■ Task details: Below is a listing to write out in full, exactly as given, without its pictures.

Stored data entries
──────────────────────────────

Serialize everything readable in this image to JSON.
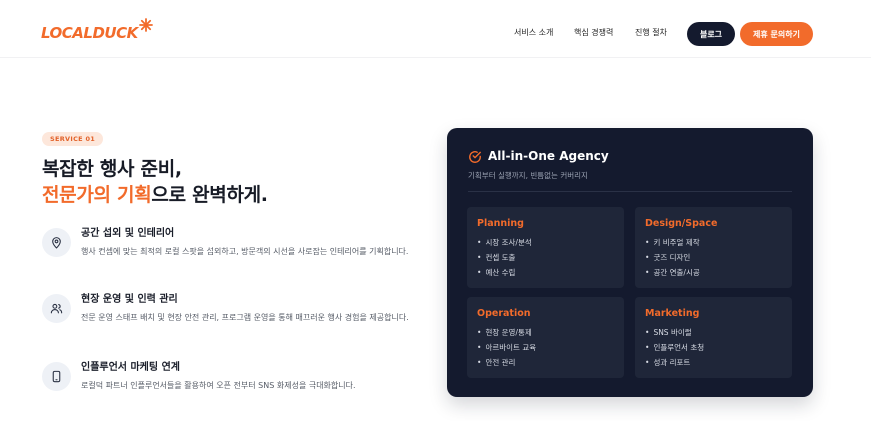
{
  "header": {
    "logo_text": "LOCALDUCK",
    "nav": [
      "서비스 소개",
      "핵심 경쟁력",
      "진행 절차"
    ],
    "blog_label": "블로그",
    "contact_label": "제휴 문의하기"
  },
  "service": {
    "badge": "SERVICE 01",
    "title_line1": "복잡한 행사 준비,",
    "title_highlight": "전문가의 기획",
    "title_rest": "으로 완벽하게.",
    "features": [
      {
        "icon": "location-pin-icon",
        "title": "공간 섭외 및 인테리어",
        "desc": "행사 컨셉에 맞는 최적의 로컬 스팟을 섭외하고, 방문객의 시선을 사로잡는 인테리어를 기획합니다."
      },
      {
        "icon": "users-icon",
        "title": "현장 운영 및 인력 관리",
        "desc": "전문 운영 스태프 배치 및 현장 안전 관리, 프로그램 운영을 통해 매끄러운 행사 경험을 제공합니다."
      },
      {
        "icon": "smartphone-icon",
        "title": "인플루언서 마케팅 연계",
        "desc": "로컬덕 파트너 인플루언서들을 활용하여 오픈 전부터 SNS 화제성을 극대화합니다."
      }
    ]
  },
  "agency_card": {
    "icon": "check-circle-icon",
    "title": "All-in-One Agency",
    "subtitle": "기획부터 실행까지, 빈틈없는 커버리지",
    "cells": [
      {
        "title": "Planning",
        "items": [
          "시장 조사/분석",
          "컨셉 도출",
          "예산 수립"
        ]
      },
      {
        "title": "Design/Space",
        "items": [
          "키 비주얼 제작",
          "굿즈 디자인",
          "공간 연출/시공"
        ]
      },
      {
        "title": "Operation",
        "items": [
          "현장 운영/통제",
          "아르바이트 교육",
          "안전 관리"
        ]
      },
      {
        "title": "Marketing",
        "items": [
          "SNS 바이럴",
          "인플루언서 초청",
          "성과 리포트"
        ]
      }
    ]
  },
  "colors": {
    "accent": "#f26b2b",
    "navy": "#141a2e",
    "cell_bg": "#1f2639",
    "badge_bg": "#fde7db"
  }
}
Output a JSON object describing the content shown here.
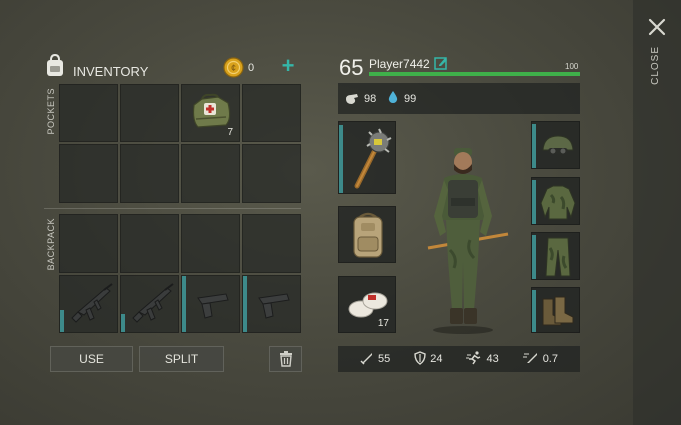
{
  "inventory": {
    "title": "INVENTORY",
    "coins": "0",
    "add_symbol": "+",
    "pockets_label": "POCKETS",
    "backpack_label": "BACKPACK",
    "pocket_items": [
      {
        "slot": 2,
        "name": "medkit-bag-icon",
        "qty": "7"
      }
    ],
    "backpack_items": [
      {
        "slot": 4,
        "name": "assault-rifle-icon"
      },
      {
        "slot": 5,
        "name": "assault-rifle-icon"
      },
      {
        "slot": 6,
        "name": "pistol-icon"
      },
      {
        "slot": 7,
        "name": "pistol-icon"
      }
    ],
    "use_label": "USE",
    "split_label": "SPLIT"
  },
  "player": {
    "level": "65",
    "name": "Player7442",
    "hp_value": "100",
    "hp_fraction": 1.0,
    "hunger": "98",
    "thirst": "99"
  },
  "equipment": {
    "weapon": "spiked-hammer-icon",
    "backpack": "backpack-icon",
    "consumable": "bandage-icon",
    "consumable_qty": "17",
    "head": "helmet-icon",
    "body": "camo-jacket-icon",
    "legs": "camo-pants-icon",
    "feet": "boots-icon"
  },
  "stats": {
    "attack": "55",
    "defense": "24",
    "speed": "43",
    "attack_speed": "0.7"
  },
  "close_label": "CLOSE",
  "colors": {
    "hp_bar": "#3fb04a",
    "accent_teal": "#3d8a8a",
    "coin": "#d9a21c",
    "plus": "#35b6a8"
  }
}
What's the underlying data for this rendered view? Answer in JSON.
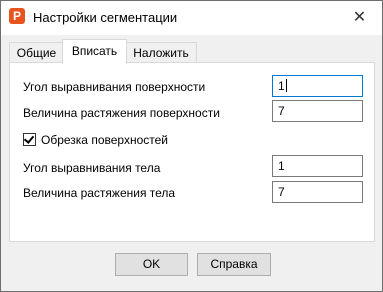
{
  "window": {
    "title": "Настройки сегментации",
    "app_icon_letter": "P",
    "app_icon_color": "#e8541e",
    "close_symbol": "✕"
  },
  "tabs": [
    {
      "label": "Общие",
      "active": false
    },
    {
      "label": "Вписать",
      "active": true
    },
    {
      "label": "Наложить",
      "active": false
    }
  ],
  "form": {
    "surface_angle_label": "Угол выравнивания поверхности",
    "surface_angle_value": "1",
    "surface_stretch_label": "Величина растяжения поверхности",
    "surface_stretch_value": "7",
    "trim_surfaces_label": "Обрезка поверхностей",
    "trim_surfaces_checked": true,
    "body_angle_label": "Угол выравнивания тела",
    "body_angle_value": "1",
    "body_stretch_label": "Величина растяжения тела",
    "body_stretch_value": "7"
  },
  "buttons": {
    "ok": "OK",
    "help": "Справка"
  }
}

──────────────────────────────

■ Final answer:
Serialize everything readable in this image to JSON.
{
  "header": {
    "logo_text": "LOCALDUCK",
    "nav": [
      "서비스 소개",
      "핵심 경쟁력",
      "진행 절차"
    ],
    "blog_label": "블로그",
    "contact_label": "제휴 문의하기"
  },
  "service": {
    "badge": "SERVICE 01",
    "title_line1": "복잡한 행사 준비,",
    "title_highlight": "전문가의 기획",
    "title_rest": "으로 완벽하게.",
    "features": [
      {
        "icon": "location-pin-icon",
        "title": "공간 섭외 및 인테리어",
        "desc": "행사 컨셉에 맞는 최적의 로컬 스팟을 섭외하고, 방문객의 시선을 사로잡는 인테리어를 기획합니다."
      },
      {
        "icon": "users-icon",
        "title": "현장 운영 및 인력 관리",
        "desc": "전문 운영 스태프 배치 및 현장 안전 관리, 프로그램 운영을 통해 매끄러운 행사 경험을 제공합니다."
      },
      {
        "icon": "smartphone-icon",
        "title": "인플루언서 마케팅 연계",
        "desc": "로컬덕 파트너 인플루언서들을 활용하여 오픈 전부터 SNS 화제성을 극대화합니다."
      }
    ]
  },
  "agency_card": {
    "icon": "check-circle-icon",
    "title": "All-in-One Agency",
    "subtitle": "기획부터 실행까지, 빈틈없는 커버리지",
    "cells": [
      {
        "title": "Planning",
        "items": [
          "시장 조사/분석",
          "컨셉 도출",
          "예산 수립"
        ]
      },
      {
        "title": "Design/Space",
        "items": [
          "키 비주얼 제작",
          "굿즈 디자인",
          "공간 연출/시공"
        ]
      },
      {
        "title": "Operation",
        "items": [
          "현장 운영/통제",
          "아르바이트 교육",
          "안전 관리"
        ]
      },
      {
        "title": "Marketing",
        "items": [
          "SNS 바이럴",
          "인플루언서 초청",
          "성과 리포트"
        ]
      }
    ]
  },
  "colors": {
    "accent": "#f26b2b",
    "navy": "#141a2e",
    "cell_bg": "#1f2639",
    "badge_bg": "#fde7db"
  }
}
Output a JSON object describing the content shown here.
{
  "inventory": {
    "title": "INVENTORY",
    "coins": "0",
    "add_symbol": "+",
    "pockets_label": "POCKETS",
    "backpack_label": "BACKPACK",
    "pocket_items": [
      {
        "slot": 2,
        "name": "medkit-bag-icon",
        "qty": "7"
      }
    ],
    "backpack_items": [
      {
        "slot": 4,
        "name": "assault-rifle-icon"
      },
      {
        "slot": 5,
        "name": "assault-rifle-icon"
      },
      {
        "slot": 6,
        "name": "pistol-icon"
      },
      {
        "slot": 7,
        "name": "pistol-icon"
      }
    ],
    "use_label": "USE",
    "split_label": "SPLIT"
  },
  "player": {
    "level": "65",
    "name": "Player7442",
    "hp_value": "100",
    "hp_fraction": 1.0,
    "hunger": "98",
    "thirst": "99"
  },
  "equipment": {
    "weapon": "spiked-hammer-icon",
    "backpack": "backpack-icon",
    "consumable": "bandage-icon",
    "consumable_qty": "17",
    "head": "helmet-icon",
    "body": "camo-jacket-icon",
    "legs": "camo-pants-icon",
    "feet": "boots-icon"
  },
  "stats": {
    "attack": "55",
    "defense": "24",
    "speed": "43",
    "attack_speed": "0.7"
  },
  "close_label": "CLOSE",
  "colors": {
    "hp_bar": "#3fb04a",
    "accent_teal": "#3d8a8a",
    "coin": "#d9a21c",
    "plus": "#35b6a8"
  }
}
What's the underlying data for this rendered view? Answer in JSON.
{
  "window": {
    "title": "Настройки сегментации",
    "app_icon_letter": "P",
    "app_icon_color": "#e8541e",
    "close_symbol": "✕"
  },
  "tabs": [
    {
      "label": "Общие",
      "active": false
    },
    {
      "label": "Вписать",
      "active": true
    },
    {
      "label": "Наложить",
      "active": false
    }
  ],
  "form": {
    "surface_angle_label": "Угол выравнивания поверхности",
    "surface_angle_value": "1",
    "surface_stretch_label": "Величина растяжения поверхности",
    "surface_stretch_value": "7",
    "trim_surfaces_label": "Обрезка поверхностей",
    "trim_surfaces_checked": true,
    "body_angle_label": "Угол выравнивания тела",
    "body_angle_value": "1",
    "body_stretch_label": "Величина растяжения тела",
    "body_stretch_value": "7"
  },
  "buttons": {
    "ok": "OK",
    "help": "Справка"
  }
}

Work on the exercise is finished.